What is required ▸ Without the pictures, return all of the material exactly as written.

Supplied information ▸
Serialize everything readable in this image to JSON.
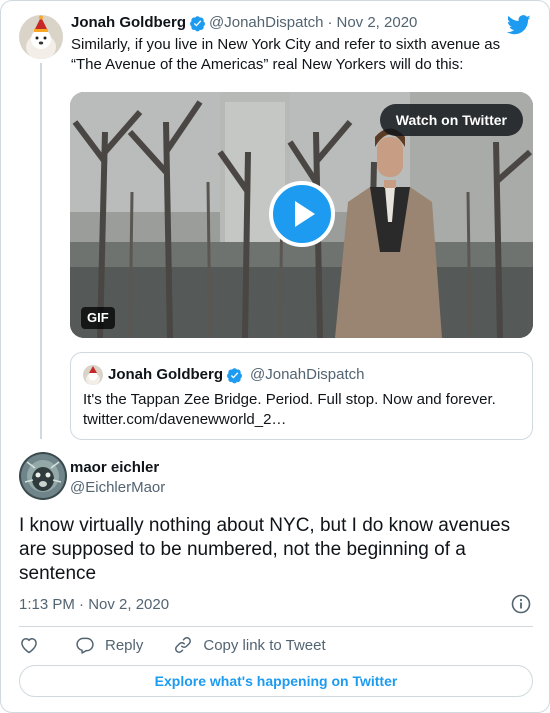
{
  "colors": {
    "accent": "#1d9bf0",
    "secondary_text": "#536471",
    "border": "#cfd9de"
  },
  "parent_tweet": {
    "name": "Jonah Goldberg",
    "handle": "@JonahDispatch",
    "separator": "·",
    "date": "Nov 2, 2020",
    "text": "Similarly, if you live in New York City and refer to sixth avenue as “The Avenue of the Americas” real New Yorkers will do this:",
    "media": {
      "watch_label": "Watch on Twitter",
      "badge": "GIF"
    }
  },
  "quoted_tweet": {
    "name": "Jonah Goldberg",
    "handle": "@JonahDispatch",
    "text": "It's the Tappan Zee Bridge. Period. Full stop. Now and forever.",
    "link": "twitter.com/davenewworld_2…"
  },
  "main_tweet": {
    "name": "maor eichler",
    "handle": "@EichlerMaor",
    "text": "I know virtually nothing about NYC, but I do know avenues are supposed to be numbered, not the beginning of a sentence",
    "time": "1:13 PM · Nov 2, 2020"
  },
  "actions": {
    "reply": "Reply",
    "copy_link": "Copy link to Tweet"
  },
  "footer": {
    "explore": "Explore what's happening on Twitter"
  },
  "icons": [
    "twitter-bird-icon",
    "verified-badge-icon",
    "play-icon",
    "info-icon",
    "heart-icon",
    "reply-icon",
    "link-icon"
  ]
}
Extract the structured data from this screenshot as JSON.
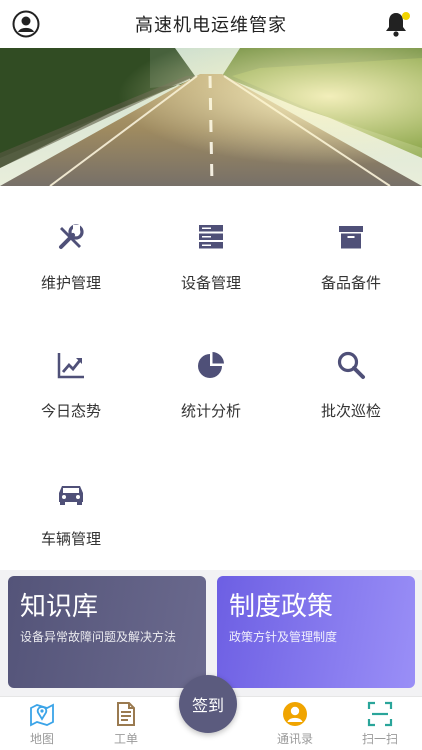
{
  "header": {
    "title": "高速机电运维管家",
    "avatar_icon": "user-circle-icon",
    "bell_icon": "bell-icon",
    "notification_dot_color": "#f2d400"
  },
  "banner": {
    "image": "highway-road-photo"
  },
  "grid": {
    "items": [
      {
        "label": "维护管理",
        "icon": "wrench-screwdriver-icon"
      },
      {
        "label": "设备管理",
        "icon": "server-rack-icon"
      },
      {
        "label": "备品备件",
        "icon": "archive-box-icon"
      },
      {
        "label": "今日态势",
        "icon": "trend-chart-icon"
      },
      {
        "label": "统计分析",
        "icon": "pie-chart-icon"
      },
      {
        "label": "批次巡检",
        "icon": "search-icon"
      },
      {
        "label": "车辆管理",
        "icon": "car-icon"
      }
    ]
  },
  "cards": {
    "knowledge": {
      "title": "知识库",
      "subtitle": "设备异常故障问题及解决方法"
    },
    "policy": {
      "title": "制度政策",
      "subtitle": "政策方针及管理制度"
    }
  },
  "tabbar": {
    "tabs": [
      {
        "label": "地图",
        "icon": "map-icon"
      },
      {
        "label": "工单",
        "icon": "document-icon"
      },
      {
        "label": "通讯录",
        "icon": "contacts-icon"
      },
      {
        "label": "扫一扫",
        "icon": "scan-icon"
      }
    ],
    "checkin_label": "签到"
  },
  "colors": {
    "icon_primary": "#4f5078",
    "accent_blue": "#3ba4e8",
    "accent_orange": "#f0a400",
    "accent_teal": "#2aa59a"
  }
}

Task result ▸
Serialize everything readable in this image to JSON.
{
  "colors": {
    "accent": "#1d9bf0",
    "secondary_text": "#536471",
    "border": "#cfd9de"
  },
  "parent_tweet": {
    "name": "Jonah Goldberg",
    "handle": "@JonahDispatch",
    "separator": "·",
    "date": "Nov 2, 2020",
    "text": "Similarly, if you live in New York City and refer to sixth avenue as “The Avenue of the Americas” real New Yorkers will do this:",
    "media": {
      "watch_label": "Watch on Twitter",
      "badge": "GIF"
    }
  },
  "quoted_tweet": {
    "name": "Jonah Goldberg",
    "handle": "@JonahDispatch",
    "text": "It's the Tappan Zee Bridge. Period. Full stop. Now and forever.",
    "link": "twitter.com/davenewworld_2…"
  },
  "main_tweet": {
    "name": "maor eichler",
    "handle": "@EichlerMaor",
    "text": "I know virtually nothing about NYC, but I do know avenues are supposed to be numbered, not the beginning of a sentence",
    "time": "1:13 PM · Nov 2, 2020"
  },
  "actions": {
    "reply": "Reply",
    "copy_link": "Copy link to Tweet"
  },
  "footer": {
    "explore": "Explore what's happening on Twitter"
  },
  "icons": [
    "twitter-bird-icon",
    "verified-badge-icon",
    "play-icon",
    "info-icon",
    "heart-icon",
    "reply-icon",
    "link-icon"
  ]
}
Extract the structured data from this screenshot as JSON.
{
  "header": {
    "title": "高速机电运维管家",
    "avatar_icon": "user-circle-icon",
    "bell_icon": "bell-icon",
    "notification_dot_color": "#f2d400"
  },
  "banner": {
    "image": "highway-road-photo"
  },
  "grid": {
    "items": [
      {
        "label": "维护管理",
        "icon": "wrench-screwdriver-icon"
      },
      {
        "label": "设备管理",
        "icon": "server-rack-icon"
      },
      {
        "label": "备品备件",
        "icon": "archive-box-icon"
      },
      {
        "label": "今日态势",
        "icon": "trend-chart-icon"
      },
      {
        "label": "统计分析",
        "icon": "pie-chart-icon"
      },
      {
        "label": "批次巡检",
        "icon": "search-icon"
      },
      {
        "label": "车辆管理",
        "icon": "car-icon"
      }
    ]
  },
  "cards": {
    "knowledge": {
      "title": "知识库",
      "subtitle": "设备异常故障问题及解决方法"
    },
    "policy": {
      "title": "制度政策",
      "subtitle": "政策方针及管理制度"
    }
  },
  "tabbar": {
    "tabs": [
      {
        "label": "地图",
        "icon": "map-icon"
      },
      {
        "label": "工单",
        "icon": "document-icon"
      },
      {
        "label": "通讯录",
        "icon": "contacts-icon"
      },
      {
        "label": "扫一扫",
        "icon": "scan-icon"
      }
    ],
    "checkin_label": "签到"
  },
  "colors": {
    "icon_primary": "#4f5078",
    "accent_blue": "#3ba4e8",
    "accent_orange": "#f0a400",
    "accent_teal": "#2aa59a"
  }
}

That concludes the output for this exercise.